__Problem details__. Take the data below and repeat it exactly.
------ Records for this exercise
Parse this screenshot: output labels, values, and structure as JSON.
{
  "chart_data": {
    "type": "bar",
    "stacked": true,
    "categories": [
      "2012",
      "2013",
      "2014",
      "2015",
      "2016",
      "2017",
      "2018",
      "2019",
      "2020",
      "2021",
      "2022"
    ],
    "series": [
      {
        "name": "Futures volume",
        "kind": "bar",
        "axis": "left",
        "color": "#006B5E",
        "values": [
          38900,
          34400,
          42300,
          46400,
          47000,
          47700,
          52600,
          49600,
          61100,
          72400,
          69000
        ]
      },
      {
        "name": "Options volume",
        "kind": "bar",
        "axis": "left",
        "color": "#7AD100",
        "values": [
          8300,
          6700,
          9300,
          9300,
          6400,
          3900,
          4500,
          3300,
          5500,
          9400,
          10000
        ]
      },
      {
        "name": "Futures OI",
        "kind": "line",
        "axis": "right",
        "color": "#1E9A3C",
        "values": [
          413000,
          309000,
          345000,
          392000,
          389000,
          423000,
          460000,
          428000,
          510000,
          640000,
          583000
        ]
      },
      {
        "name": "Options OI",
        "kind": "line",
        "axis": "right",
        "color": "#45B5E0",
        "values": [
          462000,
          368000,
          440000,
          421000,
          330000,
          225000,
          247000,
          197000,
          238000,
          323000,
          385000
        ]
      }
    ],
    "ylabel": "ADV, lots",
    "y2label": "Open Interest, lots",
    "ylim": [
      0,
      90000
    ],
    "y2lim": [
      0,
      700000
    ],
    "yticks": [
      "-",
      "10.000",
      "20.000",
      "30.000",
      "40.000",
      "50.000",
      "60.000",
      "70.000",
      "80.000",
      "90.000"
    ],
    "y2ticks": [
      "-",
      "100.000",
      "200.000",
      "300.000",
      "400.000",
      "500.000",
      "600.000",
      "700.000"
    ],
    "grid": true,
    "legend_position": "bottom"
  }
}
------------
__The completed task__.
Parse this screenshot: output labels, values, and structure as JSON.
{
  "chart_data": {
    "type": "bar",
    "stacked": true,
    "categories": [
      "2012",
      "2013",
      "2014",
      "2015",
      "2016",
      "2017",
      "2018",
      "2019",
      "2020",
      "2021",
      "2022"
    ],
    "series": [
      {
        "name": "Futures volume",
        "kind": "bar",
        "axis": "left",
        "color": "#006B5E",
        "values": [
          38900,
          34400,
          42300,
          46400,
          47000,
          47700,
          52600,
          49600,
          61100,
          72400,
          69000
        ]
      },
      {
        "name": "Options volume",
        "kind": "bar",
        "axis": "left",
        "color": "#7AD100",
        "values": [
          8300,
          6700,
          9300,
          9300,
          6400,
          3900,
          4500,
          3300,
          5500,
          9400,
          10000
        ]
      },
      {
        "name": "Futures OI",
        "kind": "line",
        "axis": "right",
        "color": "#1E9A3C",
        "values": [
          413000,
          309000,
          345000,
          392000,
          389000,
          423000,
          460000,
          428000,
          510000,
          640000,
          583000
        ]
      },
      {
        "name": "Options OI",
        "kind": "line",
        "axis": "right",
        "color": "#45B5E0",
        "values": [
          462000,
          368000,
          440000,
          421000,
          330000,
          225000,
          247000,
          197000,
          238000,
          323000,
          385000
        ]
      }
    ],
    "ylabel": "ADV, lots",
    "y2label": "Open Interest, lots",
    "ylim": [
      0,
      90000
    ],
    "y2lim": [
      0,
      700000
    ],
    "yticks": [
      "-",
      "10.000",
      "20.000",
      "30.000",
      "40.000",
      "50.000",
      "60.000",
      "70.000",
      "80.000",
      "90.000"
    ],
    "y2ticks": [
      "-",
      "100.000",
      "200.000",
      "300.000",
      "400.000",
      "500.000",
      "600.000",
      "700.000"
    ],
    "grid": true,
    "legend_position": "bottom"
  }
}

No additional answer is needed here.